>> Begin MATERIAL PROVIDED
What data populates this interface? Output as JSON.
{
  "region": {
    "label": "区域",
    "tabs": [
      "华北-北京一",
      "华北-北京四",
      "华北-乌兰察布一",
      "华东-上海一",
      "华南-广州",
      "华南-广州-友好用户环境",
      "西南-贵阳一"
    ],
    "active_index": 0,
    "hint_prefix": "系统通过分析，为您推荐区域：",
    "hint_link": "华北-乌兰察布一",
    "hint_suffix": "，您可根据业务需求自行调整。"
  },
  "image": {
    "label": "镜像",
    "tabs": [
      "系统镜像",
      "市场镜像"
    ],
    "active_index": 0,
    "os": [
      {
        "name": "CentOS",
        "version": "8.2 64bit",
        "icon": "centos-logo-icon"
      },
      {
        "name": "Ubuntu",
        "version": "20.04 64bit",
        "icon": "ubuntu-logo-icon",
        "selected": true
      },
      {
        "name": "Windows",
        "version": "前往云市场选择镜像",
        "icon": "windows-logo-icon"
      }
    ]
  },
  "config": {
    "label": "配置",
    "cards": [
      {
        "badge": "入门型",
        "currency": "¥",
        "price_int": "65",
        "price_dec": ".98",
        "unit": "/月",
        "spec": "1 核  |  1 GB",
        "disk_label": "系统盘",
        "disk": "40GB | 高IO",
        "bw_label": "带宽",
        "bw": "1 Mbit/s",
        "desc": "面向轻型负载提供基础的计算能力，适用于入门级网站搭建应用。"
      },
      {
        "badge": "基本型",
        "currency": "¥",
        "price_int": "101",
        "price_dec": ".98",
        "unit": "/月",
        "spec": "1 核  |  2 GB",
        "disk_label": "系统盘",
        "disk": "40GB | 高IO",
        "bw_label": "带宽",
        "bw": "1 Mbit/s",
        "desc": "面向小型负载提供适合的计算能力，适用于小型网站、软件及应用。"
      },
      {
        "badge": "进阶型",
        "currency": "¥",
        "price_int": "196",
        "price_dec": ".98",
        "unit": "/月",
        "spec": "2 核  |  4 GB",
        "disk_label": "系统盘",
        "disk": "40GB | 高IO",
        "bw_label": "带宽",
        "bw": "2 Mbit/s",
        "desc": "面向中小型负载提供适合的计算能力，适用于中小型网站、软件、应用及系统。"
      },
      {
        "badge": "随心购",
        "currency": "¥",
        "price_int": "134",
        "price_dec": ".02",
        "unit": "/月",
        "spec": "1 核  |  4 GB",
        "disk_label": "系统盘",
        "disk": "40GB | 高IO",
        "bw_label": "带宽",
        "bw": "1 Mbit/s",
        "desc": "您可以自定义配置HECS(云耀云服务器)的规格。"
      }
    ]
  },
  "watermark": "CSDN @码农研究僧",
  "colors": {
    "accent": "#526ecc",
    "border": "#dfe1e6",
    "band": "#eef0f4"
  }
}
>> End MATERIAL PROVIDED
Please set down the whole listing above without altering a single line.

What data populates this interface? Output as JSON.
{
  "region": {
    "label": "区域",
    "tabs": [
      "华北-北京一",
      "华北-北京四",
      "华北-乌兰察布一",
      "华东-上海一",
      "华南-广州",
      "华南-广州-友好用户环境",
      "西南-贵阳一"
    ],
    "active_index": 0,
    "hint_prefix": "系统通过分析，为您推荐区域：",
    "hint_link": "华北-乌兰察布一",
    "hint_suffix": "，您可根据业务需求自行调整。"
  },
  "image": {
    "label": "镜像",
    "tabs": [
      "系统镜像",
      "市场镜像"
    ],
    "active_index": 0,
    "os": [
      {
        "name": "CentOS",
        "version": "8.2 64bit",
        "icon": "centos-logo-icon"
      },
      {
        "name": "Ubuntu",
        "version": "20.04 64bit",
        "icon": "ubuntu-logo-icon",
        "selected": true
      },
      {
        "name": "Windows",
        "version": "前往云市场选择镜像",
        "icon": "windows-logo-icon"
      }
    ]
  },
  "config": {
    "label": "配置",
    "cards": [
      {
        "badge": "入门型",
        "currency": "¥",
        "price_int": "65",
        "price_dec": ".98",
        "unit": "/月",
        "spec": "1 核  |  1 GB",
        "disk_label": "系统盘",
        "disk": "40GB | 高IO",
        "bw_label": "带宽",
        "bw": "1 Mbit/s",
        "desc": "面向轻型负载提供基础的计算能力，适用于入门级网站搭建应用。"
      },
      {
        "badge": "基本型",
        "currency": "¥",
        "price_int": "101",
        "price_dec": ".98",
        "unit": "/月",
        "spec": "1 核  |  2 GB",
        "disk_label": "系统盘",
        "disk": "40GB | 高IO",
        "bw_label": "带宽",
        "bw": "1 Mbit/s",
        "desc": "面向小型负载提供适合的计算能力，适用于小型网站、软件及应用。"
      },
      {
        "badge": "进阶型",
        "currency": "¥",
        "price_int": "196",
        "price_dec": ".98",
        "unit": "/月",
        "spec": "2 核  |  4 GB",
        "disk_label": "系统盘",
        "disk": "40GB | 高IO",
        "bw_label": "带宽",
        "bw": "2 Mbit/s",
        "desc": "面向中小型负载提供适合的计算能力，适用于中小型网站、软件、应用及系统。"
      },
      {
        "badge": "随心购",
        "currency": "¥",
        "price_int": "134",
        "price_dec": ".02",
        "unit": "/月",
        "spec": "1 核  |  4 GB",
        "disk_label": "系统盘",
        "disk": "40GB | 高IO",
        "bw_label": "带宽",
        "bw": "1 Mbit/s",
        "desc": "您可以自定义配置HECS(云耀云服务器)的规格。"
      }
    ]
  },
  "watermark": "CSDN @码农研究僧",
  "colors": {
    "accent": "#526ecc",
    "border": "#dfe1e6",
    "band": "#eef0f4"
  }
}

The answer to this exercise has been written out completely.